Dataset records
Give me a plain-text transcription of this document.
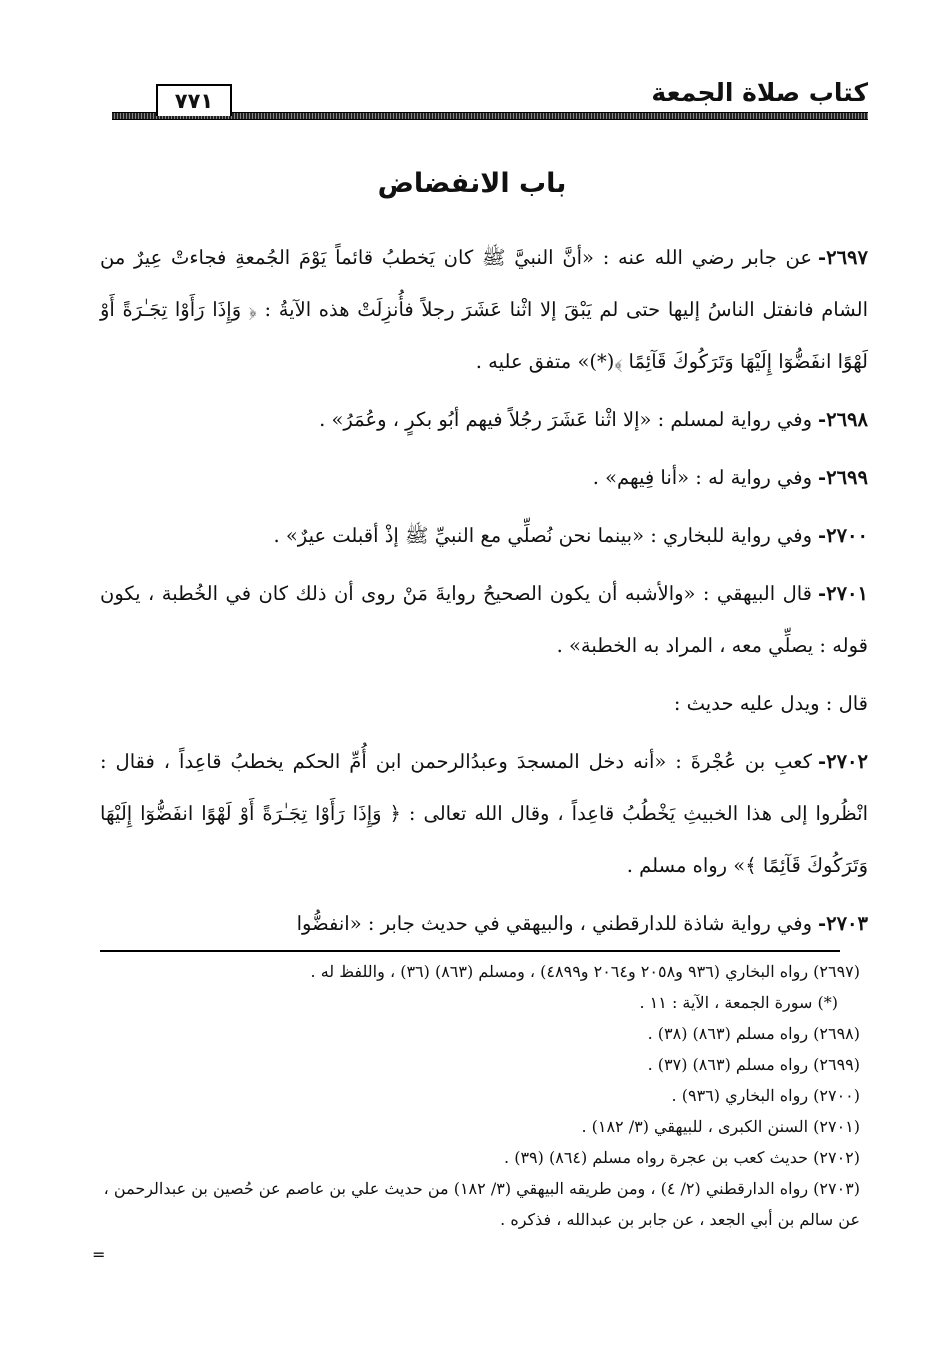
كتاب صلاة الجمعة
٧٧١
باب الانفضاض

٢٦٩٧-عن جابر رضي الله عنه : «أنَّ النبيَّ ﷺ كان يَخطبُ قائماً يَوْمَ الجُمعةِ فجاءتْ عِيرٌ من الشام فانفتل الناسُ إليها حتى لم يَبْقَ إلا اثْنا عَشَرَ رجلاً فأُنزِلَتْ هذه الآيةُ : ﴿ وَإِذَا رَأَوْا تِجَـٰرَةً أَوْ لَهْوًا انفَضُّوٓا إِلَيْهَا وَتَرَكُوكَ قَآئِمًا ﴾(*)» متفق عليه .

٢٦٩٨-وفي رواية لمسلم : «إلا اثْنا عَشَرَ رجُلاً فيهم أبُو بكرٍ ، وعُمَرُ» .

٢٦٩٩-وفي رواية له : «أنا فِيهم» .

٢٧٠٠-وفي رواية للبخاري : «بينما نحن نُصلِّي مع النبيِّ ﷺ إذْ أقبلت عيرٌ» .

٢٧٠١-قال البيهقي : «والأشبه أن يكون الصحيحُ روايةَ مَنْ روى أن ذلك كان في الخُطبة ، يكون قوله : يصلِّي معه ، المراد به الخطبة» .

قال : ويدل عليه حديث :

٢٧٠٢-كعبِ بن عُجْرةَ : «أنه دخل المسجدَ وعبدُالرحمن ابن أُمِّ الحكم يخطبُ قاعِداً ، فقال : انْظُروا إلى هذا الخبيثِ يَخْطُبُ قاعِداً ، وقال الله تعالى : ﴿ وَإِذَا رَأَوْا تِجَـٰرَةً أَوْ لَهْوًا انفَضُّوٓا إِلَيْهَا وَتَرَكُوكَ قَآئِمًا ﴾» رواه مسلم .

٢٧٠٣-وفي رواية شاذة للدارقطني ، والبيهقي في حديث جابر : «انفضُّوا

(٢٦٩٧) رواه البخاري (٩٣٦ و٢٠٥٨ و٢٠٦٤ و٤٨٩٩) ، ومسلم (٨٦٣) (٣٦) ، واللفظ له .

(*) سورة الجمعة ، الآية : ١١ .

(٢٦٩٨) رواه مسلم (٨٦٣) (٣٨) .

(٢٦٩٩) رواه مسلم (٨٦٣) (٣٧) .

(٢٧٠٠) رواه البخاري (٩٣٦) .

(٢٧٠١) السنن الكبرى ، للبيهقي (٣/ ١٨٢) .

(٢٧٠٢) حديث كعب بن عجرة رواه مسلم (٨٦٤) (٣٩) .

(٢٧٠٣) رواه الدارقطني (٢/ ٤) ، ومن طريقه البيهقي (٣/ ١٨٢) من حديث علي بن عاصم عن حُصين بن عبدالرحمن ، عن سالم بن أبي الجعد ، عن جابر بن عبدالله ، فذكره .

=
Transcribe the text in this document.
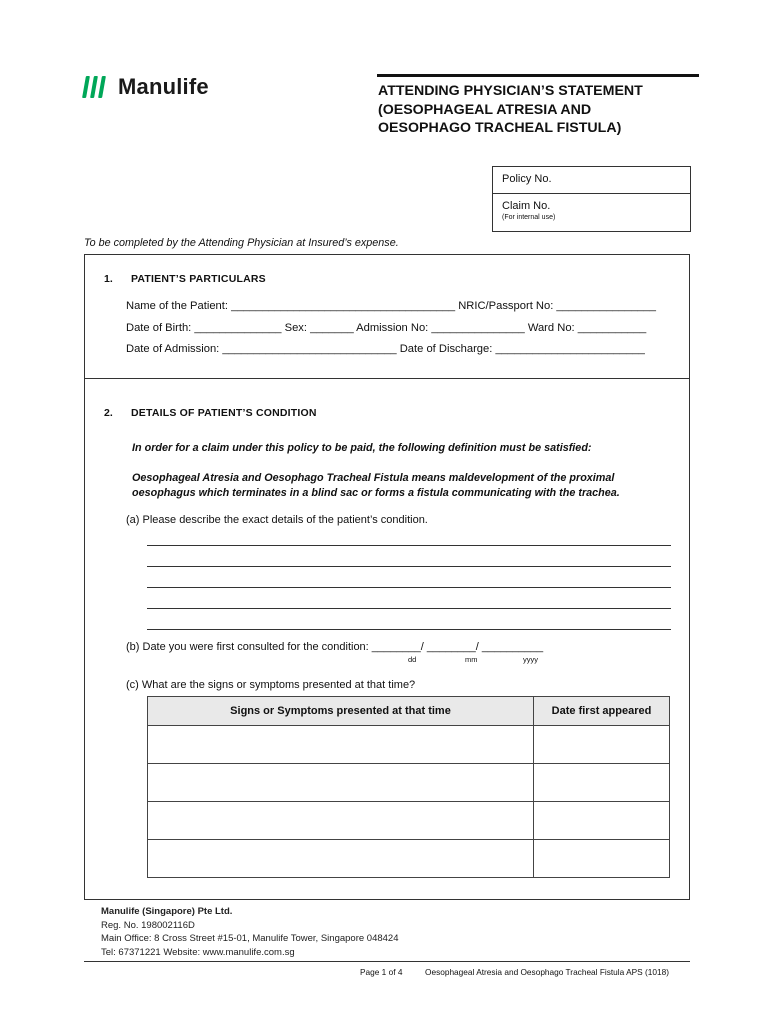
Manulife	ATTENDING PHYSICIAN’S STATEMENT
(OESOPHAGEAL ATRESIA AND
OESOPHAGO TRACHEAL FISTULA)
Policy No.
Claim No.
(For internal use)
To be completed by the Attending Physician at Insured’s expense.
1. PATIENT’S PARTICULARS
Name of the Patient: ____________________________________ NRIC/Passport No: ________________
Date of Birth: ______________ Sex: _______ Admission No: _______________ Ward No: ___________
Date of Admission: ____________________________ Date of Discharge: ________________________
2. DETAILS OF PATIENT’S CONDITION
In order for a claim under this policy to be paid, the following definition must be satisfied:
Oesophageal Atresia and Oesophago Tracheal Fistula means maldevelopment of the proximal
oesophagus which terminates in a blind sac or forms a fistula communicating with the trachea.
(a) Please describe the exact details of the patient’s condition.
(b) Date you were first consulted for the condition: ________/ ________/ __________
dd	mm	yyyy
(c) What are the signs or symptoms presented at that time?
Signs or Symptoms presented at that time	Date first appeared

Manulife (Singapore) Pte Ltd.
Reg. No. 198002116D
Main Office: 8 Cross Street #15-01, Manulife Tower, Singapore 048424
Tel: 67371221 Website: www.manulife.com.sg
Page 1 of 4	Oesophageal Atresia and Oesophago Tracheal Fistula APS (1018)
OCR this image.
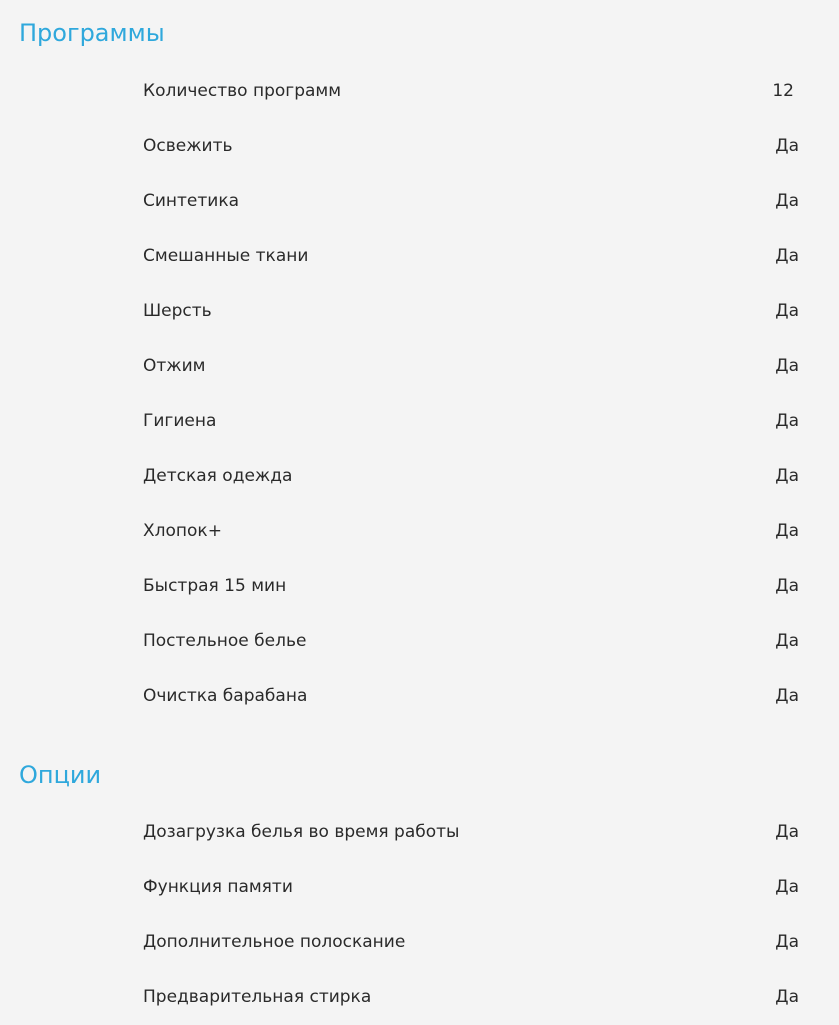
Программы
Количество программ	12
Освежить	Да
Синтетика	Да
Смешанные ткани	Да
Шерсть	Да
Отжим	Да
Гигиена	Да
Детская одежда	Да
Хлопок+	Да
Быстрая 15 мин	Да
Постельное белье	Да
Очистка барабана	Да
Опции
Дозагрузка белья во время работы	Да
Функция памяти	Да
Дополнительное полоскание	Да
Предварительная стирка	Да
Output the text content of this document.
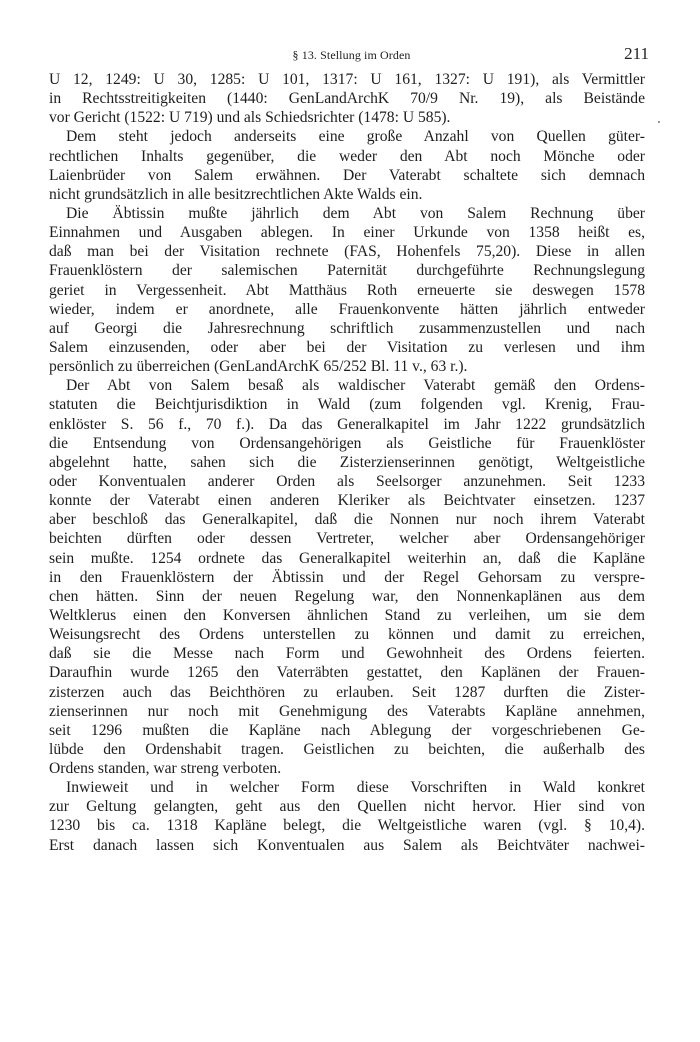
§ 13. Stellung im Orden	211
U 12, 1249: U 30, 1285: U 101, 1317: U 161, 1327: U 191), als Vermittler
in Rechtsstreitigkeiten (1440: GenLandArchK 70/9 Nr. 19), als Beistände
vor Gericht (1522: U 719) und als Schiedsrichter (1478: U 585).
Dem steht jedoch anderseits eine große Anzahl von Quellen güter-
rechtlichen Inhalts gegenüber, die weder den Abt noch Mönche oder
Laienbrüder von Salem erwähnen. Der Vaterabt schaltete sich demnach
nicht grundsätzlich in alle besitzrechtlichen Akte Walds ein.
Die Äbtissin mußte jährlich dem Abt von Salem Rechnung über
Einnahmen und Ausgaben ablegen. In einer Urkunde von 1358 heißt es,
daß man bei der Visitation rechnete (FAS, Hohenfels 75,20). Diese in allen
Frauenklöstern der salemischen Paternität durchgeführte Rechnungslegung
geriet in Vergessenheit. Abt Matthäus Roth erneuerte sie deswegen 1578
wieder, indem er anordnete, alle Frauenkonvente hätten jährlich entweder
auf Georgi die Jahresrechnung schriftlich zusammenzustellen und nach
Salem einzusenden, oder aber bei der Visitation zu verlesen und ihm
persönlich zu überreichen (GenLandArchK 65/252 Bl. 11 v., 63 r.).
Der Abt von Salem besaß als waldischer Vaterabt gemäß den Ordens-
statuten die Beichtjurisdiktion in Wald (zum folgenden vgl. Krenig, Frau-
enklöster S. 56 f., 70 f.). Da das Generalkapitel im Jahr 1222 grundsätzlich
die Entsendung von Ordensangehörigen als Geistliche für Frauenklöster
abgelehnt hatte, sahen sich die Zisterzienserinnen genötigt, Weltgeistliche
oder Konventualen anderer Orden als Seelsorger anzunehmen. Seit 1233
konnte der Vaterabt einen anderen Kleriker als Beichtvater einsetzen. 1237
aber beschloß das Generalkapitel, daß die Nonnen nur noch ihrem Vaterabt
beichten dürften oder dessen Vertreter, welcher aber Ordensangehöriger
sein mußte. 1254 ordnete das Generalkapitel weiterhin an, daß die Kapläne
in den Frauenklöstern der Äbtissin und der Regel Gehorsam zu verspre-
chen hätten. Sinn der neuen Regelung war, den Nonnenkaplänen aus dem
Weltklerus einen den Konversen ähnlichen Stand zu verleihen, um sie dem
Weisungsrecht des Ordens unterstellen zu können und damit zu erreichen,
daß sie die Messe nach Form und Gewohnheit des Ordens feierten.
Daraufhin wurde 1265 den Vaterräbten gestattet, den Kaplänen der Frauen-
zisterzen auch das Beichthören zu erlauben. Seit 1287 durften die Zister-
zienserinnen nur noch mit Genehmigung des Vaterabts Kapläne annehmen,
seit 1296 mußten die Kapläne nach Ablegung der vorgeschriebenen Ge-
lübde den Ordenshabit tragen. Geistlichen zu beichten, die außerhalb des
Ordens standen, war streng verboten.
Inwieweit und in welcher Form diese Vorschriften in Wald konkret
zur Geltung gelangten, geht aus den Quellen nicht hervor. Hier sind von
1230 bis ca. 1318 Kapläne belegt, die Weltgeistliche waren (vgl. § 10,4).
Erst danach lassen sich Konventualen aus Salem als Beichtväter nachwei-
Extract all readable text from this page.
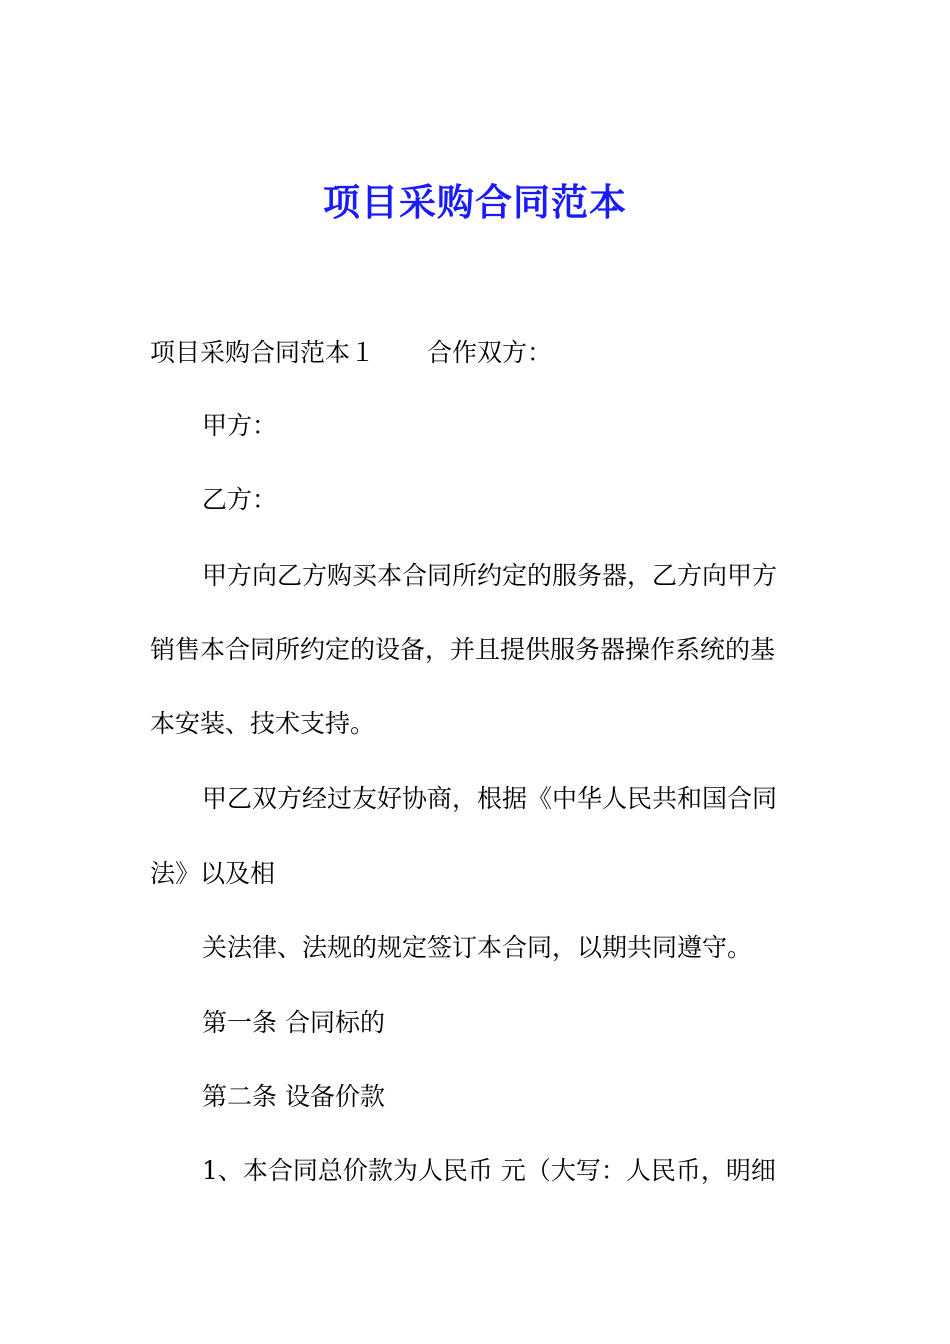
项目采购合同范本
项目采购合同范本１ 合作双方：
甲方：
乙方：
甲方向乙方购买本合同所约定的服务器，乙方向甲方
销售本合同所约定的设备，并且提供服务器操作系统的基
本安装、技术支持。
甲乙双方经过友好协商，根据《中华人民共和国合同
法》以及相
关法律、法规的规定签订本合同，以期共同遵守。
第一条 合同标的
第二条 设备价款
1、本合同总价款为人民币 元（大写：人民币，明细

■ Task ■
Above are the records. Identify each line that contains the word "text".

■ Correct response ■
Give me a plain-text transcription of this document.
Transcribe the text in this document.
Output the text content of this document.
Extract all readable text from this page.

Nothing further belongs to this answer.